[Exercise] Repeat the text of every entry below word for word, and leave the pictures out of your answer.
________________________________________
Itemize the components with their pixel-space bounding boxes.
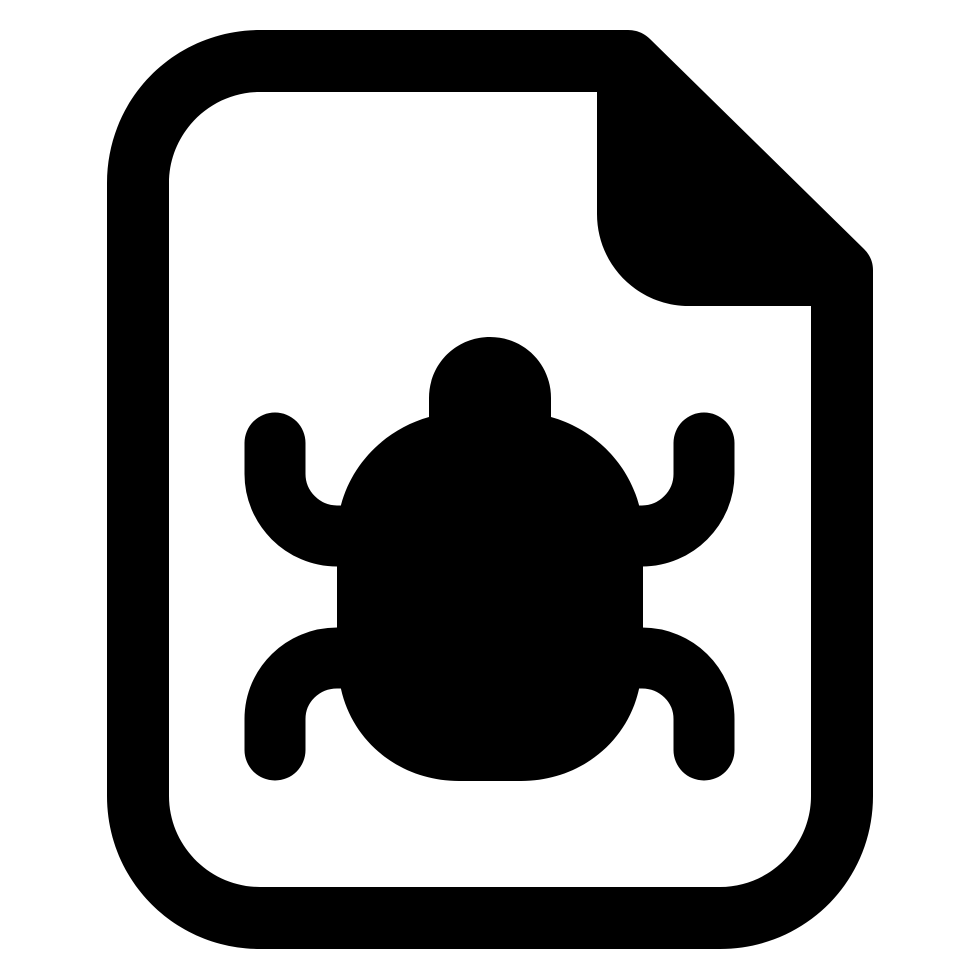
bug upper left leg [275, 443, 345, 536]
bug body [337, 337, 643, 781]
bug upper right leg [635, 443, 704, 536]
icon: bug [275, 337, 704, 781]
bug lower right leg [635, 658, 704, 750]
icon: document outline [107, 30, 873, 949]
bug lower left leg [275, 658, 345, 750]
________________________________________
[Output for this exercise]
Itemize the components with their pixel-space bounding boxes.
bug upper left leg [275, 443, 345, 536]
bug body [337, 337, 643, 781]
bug upper right leg [635, 443, 704, 536]
icon: bug [275, 337, 704, 781]
bug lower right leg [635, 658, 704, 750]
icon: document outline [107, 30, 873, 949]
bug lower left leg [275, 658, 345, 750]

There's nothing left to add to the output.